[start Passage to read]

I\'ve been trying to login to Instagram using the Requests library but I can\'t get it to work. The connection always get refused.
import reque
Since requests doesn't execute JavaScript's you don't have the CSRFToken in your cookies.
If you have a look at the content you can find the csrf_token inside the html.
Using bs4 and json you can extract it and use it in your post.
from bs4 import BeautifulSoup
import json, random, re, requests
BASE_URL = 'https://www.instagram.com/accounts/login/'
LOGIN_URL = BASE_URL + 'ajax/'
headers_list = [
"Mozilla/5.0 (Windows NT 5.1; rv:41.0) Gecko/20100101"\
" Firefox/41.0",
"Mozilla/5.0 (Macintosh; Intel Mac OS X 10_11_2)"\
" AppleWebKit/601.3.9 (KHTML, like Gecko) Version/9.0.2"\
" Safari/601.3.9",
"Mozilla/5.0 (X11; Ubuntu; Linux x86_64; rv:15.0)"\
" Gecko/20100101 Firefox/15.0.1",
"Mozilla/5.0 (Windows NT 10.0; Win64; x64) AppleWebKit/537.36"\
" (KHTML, like Gecko) Chrome/42.0.2311.135 Safari/537.36"\
" Edge/12.246"
]
USERNAME = '****'
PASSWD = '*****'
USER_AGENT = headers_list[random.randrange(0,4)]
session = requests.Session()
session.headers = {'user-agent': USER_AGENT}
session.headers.update({'Referer': BASE_URL})
req = session.get(BASE_URL)
soup = BeautifulSoup(req.content, 'html.parser')
body = soup.find('body')

[end Passage to read]
[start Dataset rows]

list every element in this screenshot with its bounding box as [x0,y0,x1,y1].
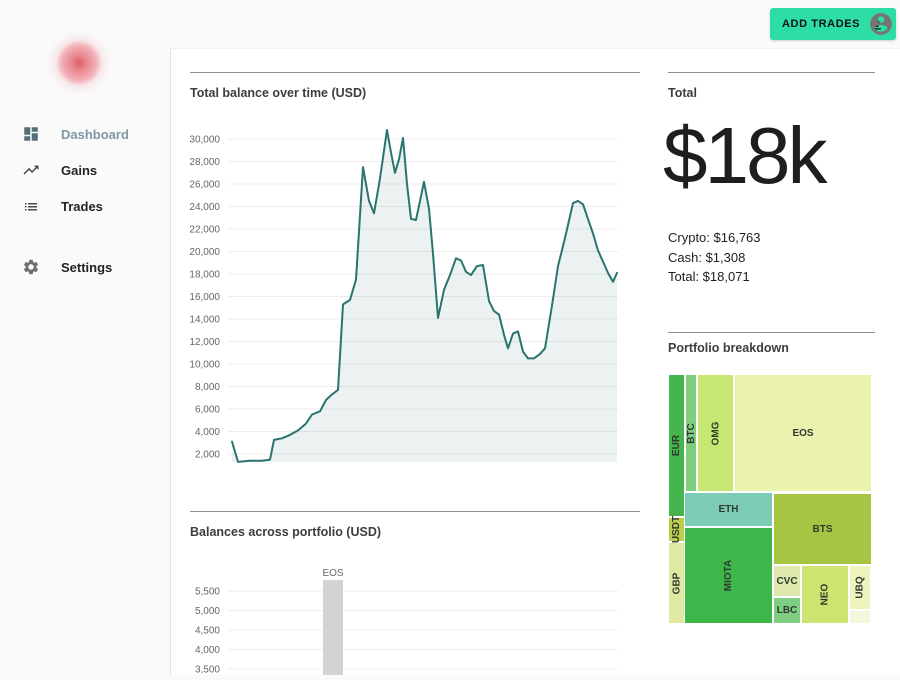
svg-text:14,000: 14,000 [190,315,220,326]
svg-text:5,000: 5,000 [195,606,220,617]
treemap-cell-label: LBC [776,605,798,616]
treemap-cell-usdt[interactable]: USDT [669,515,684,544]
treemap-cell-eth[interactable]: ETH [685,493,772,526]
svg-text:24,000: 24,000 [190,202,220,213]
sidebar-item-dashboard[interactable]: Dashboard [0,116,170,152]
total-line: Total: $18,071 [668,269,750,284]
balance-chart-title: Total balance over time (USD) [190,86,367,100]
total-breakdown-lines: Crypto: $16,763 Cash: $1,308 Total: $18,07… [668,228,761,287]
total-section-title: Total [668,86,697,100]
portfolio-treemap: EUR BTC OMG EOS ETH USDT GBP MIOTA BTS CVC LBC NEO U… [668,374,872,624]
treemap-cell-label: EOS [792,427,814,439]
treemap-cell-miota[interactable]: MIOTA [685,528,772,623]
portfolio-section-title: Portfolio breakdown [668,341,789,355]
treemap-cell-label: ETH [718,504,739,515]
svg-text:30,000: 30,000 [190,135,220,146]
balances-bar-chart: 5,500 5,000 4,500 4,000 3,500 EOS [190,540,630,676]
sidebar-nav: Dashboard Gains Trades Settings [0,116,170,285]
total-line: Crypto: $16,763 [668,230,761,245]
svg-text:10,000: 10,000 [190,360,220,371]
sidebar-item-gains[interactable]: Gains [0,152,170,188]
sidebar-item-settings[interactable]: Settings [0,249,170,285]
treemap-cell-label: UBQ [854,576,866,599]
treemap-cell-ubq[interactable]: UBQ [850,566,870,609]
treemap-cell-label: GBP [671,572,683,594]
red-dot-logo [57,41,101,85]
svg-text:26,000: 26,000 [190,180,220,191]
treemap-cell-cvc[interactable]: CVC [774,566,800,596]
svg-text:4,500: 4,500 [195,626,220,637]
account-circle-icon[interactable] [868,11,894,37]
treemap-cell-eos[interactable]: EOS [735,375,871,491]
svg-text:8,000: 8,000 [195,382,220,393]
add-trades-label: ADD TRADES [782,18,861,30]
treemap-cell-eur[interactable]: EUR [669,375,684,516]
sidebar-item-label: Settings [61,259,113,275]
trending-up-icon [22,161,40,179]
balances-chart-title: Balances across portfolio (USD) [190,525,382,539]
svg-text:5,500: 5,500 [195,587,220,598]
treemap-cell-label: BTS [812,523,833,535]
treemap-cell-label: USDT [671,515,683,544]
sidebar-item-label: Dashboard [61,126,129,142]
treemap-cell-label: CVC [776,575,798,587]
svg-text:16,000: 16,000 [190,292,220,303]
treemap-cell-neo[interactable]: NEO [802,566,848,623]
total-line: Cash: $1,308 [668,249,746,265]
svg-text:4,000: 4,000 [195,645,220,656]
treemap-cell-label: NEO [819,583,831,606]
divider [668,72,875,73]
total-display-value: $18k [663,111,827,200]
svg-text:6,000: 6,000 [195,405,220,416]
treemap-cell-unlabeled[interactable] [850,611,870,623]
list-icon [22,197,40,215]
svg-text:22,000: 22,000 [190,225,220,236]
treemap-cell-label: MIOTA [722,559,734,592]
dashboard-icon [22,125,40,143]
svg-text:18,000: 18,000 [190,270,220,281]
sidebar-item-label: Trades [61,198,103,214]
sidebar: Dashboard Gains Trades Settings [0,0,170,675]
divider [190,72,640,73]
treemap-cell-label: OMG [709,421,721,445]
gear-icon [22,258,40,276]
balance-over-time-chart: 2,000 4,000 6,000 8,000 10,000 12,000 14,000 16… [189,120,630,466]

[end Dataset rows]

### Given instruction 1:
Summarize the Instagram login thread in two sentences.
### Given instruction 2:
In one or two sentences, explain why the Instagram login thread says the CSRF token has to be taken from the HTML rather than the cookies.
### Given instruction 3:
Carry the code in the Instagram login thread forward from its last line.

### Reply 1:
A user trying to log in to Instagram with the Requests library finds that the connection is always refused. A reply explains that because Requests doesn't execute JavaScript, the CSRF token is missing from the cookies, but it can be found in the page's HTML and extracted with bs4 and json for use in the post.

### Reply 2:
Requests doesn't execute JavaScript, so the CSRF token never reaches the cookies. The token is still present in the HTML of the page, so it can be extracted there with bs4 and json and used in the post.

### Reply 3:
pattern = re.compile('window._sharedData')
script = body.find("script", text=pattern)
script = script.get_text().replace('window._sharedData = ', '')[:-1]
data = json.loads(script)
csrf = data['config'].get('csrf_token')
login_data = {'username': USERNAME, 'password': PASSWD}
session.headers.update({'X-CSRFToken': csrf})
login = session.post(LOGIN_URL, data=login_data, allow_redirects=True)
login.content
# b'{"authenticated": true, "user": true, "userId": "*******", "oneTapPrompt": false, "status": "ok"}'
Have in mind that most of the data in instagram it's loaded with javascript, so you may have more troubles in future.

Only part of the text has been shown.